┌─ SUPPLIED DATA

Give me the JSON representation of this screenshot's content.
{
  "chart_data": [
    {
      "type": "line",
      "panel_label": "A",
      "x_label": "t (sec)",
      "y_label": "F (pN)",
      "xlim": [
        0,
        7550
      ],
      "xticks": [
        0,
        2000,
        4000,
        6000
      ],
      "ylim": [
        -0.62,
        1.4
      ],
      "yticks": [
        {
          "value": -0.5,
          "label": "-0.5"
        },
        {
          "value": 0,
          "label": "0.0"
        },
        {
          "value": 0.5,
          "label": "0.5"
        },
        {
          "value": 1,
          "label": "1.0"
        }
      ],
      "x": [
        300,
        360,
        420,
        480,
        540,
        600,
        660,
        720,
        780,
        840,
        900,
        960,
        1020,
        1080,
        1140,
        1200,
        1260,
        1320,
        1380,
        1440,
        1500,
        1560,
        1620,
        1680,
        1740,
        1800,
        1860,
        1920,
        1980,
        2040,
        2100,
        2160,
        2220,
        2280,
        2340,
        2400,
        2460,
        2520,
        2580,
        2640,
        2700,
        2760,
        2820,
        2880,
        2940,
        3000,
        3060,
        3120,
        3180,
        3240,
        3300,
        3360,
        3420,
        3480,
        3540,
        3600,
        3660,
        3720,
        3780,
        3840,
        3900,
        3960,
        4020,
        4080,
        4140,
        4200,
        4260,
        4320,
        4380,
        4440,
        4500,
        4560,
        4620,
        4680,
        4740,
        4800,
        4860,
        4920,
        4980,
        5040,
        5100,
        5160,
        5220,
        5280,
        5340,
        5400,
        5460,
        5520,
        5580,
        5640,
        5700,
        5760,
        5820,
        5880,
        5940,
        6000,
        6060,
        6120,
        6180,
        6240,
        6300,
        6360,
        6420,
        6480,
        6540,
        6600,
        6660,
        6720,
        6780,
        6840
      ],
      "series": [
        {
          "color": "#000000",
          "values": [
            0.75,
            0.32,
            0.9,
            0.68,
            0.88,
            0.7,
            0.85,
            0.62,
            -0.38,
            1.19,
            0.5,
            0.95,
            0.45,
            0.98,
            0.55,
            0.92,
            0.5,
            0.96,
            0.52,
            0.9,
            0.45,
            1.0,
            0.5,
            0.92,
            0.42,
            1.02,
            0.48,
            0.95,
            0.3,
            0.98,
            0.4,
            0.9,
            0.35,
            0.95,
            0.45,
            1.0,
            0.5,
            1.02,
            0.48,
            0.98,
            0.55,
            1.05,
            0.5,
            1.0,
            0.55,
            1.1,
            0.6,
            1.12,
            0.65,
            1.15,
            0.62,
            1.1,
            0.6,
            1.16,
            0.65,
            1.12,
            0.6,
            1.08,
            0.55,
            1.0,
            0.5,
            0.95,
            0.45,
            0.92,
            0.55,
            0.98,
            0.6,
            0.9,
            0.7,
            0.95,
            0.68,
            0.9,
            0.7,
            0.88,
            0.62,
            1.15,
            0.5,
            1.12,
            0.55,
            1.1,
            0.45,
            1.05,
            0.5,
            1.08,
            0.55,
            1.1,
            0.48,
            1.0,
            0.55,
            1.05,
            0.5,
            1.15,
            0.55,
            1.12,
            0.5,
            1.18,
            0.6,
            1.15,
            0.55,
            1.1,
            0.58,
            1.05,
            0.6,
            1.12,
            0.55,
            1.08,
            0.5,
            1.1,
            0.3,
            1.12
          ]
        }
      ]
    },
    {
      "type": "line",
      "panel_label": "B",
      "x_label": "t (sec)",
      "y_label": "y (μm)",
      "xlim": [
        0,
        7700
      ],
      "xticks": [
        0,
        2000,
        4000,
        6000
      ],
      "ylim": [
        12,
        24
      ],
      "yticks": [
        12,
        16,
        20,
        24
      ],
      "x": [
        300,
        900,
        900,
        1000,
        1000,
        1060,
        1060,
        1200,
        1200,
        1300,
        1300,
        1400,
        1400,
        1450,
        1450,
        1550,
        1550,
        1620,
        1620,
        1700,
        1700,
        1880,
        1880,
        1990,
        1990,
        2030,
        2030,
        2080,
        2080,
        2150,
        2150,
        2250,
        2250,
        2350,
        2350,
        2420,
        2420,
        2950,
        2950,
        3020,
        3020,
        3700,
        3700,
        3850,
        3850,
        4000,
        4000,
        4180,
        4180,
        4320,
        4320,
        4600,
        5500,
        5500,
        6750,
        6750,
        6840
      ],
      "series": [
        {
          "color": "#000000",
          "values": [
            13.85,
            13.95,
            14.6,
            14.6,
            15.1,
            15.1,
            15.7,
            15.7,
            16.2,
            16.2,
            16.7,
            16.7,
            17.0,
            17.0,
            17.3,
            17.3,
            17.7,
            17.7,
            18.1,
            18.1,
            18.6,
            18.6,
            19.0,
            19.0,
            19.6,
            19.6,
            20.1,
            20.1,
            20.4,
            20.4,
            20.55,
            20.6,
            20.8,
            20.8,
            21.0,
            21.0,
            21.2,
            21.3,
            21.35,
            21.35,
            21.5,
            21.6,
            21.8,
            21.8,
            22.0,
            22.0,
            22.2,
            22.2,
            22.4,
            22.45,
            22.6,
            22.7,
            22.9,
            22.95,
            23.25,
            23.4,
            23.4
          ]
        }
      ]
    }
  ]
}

└─

DO THIS
Each line of the material should be duplicated exactly, please.

SOLUTION BELOW
Give me the JSON representation of this screenshot's content.
{
  "chart_data": [
    {
      "type": "line",
      "panel_label": "A",
      "x_label": "t (sec)",
      "y_label": "F (pN)",
      "xlim": [
        0,
        7550
      ],
      "xticks": [
        0,
        2000,
        4000,
        6000
      ],
      "ylim": [
        -0.62,
        1.4
      ],
      "yticks": [
        {
          "value": -0.5,
          "label": "-0.5"
        },
        {
          "value": 0,
          "label": "0.0"
        },
        {
          "value": 0.5,
          "label": "0.5"
        },
        {
          "value": 1,
          "label": "1.0"
        }
      ],
      "x": [
        300,
        360,
        420,
        480,
        540,
        600,
        660,
        720,
        780,
        840,
        900,
        960,
        1020,
        1080,
        1140,
        1200,
        1260,
        1320,
        1380,
        1440,
        1500,
        1560,
        1620,
        1680,
        1740,
        1800,
        1860,
        1920,
        1980,
        2040,
        2100,
        2160,
        2220,
        2280,
        2340,
        2400,
        2460,
        2520,
        2580,
        2640,
        2700,
        2760,
        2820,
        2880,
        2940,
        3000,
        3060,
        3120,
        3180,
        3240,
        3300,
        3360,
        3420,
        3480,
        3540,
        3600,
        3660,
        3720,
        3780,
        3840,
        3900,
        3960,
        4020,
        4080,
        4140,
        4200,
        4260,
        4320,
        4380,
        4440,
        4500,
        4560,
        4620,
        4680,
        4740,
        4800,
        4860,
        4920,
        4980,
        5040,
        5100,
        5160,
        5220,
        5280,
        5340,
        5400,
        5460,
        5520,
        5580,
        5640,
        5700,
        5760,
        5820,
        5880,
        5940,
        6000,
        6060,
        6120,
        6180,
        6240,
        6300,
        6360,
        6420,
        6480,
        6540,
        6600,
        6660,
        6720,
        6780,
        6840
      ],
      "series": [
        {
          "color": "#000000",
          "values": [
            0.75,
            0.32,
            0.9,
            0.68,
            0.88,
            0.7,
            0.85,
            0.62,
            -0.38,
            1.19,
            0.5,
            0.95,
            0.45,
            0.98,
            0.55,
            0.92,
            0.5,
            0.96,
            0.52,
            0.9,
            0.45,
            1.0,
            0.5,
            0.92,
            0.42,
            1.02,
            0.48,
            0.95,
            0.3,
            0.98,
            0.4,
            0.9,
            0.35,
            0.95,
            0.45,
            1.0,
            0.5,
            1.02,
            0.48,
            0.98,
            0.55,
            1.05,
            0.5,
            1.0,
            0.55,
            1.1,
            0.6,
            1.12,
            0.65,
            1.15,
            0.62,
            1.1,
            0.6,
            1.16,
            0.65,
            1.12,
            0.6,
            1.08,
            0.55,
            1.0,
            0.5,
            0.95,
            0.45,
            0.92,
            0.55,
            0.98,
            0.6,
            0.9,
            0.7,
            0.95,
            0.68,
            0.9,
            0.7,
            0.88,
            0.62,
            1.15,
            0.5,
            1.12,
            0.55,
            1.1,
            0.45,
            1.05,
            0.5,
            1.08,
            0.55,
            1.1,
            0.48,
            1.0,
            0.55,
            1.05,
            0.5,
            1.15,
            0.55,
            1.12,
            0.5,
            1.18,
            0.6,
            1.15,
            0.55,
            1.1,
            0.58,
            1.05,
            0.6,
            1.12,
            0.55,
            1.08,
            0.5,
            1.1,
            0.3,
            1.12
          ]
        }
      ]
    },
    {
      "type": "line",
      "panel_label": "B",
      "x_label": "t (sec)",
      "y_label": "y (μm)",
      "xlim": [
        0,
        7700
      ],
      "xticks": [
        0,
        2000,
        4000,
        6000
      ],
      "ylim": [
        12,
        24
      ],
      "yticks": [
        12,
        16,
        20,
        24
      ],
      "x": [
        300,
        900,
        900,
        1000,
        1000,
        1060,
        1060,
        1200,
        1200,
        1300,
        1300,
        1400,
        1400,
        1450,
        1450,
        1550,
        1550,
        1620,
        1620,
        1700,
        1700,
        1880,
        1880,
        1990,
        1990,
        2030,
        2030,
        2080,
        2080,
        2150,
        2150,
        2250,
        2250,
        2350,
        2350,
        2420,
        2420,
        2950,
        2950,
        3020,
        3020,
        3700,
        3700,
        3850,
        3850,
        4000,
        4000,
        4180,
        4180,
        4320,
        4320,
        4600,
        5500,
        5500,
        6750,
        6750,
        6840
      ],
      "series": [
        {
          "color": "#000000",
          "values": [
            13.85,
            13.95,
            14.6,
            14.6,
            15.1,
            15.1,
            15.7,
            15.7,
            16.2,
            16.2,
            16.7,
            16.7,
            17.0,
            17.0,
            17.3,
            17.3,
            17.7,
            17.7,
            18.1,
            18.1,
            18.6,
            18.6,
            19.0,
            19.0,
            19.6,
            19.6,
            20.1,
            20.1,
            20.4,
            20.4,
            20.55,
            20.6,
            20.8,
            20.8,
            21.0,
            21.0,
            21.2,
            21.3,
            21.35,
            21.35,
            21.5,
            21.6,
            21.8,
            21.8,
            22.0,
            22.0,
            22.2,
            22.2,
            22.4,
            22.45,
            22.6,
            22.7,
            22.9,
            22.95,
            23.25,
            23.4,
            23.4
          ]
        }
      ]
    }
  ]
}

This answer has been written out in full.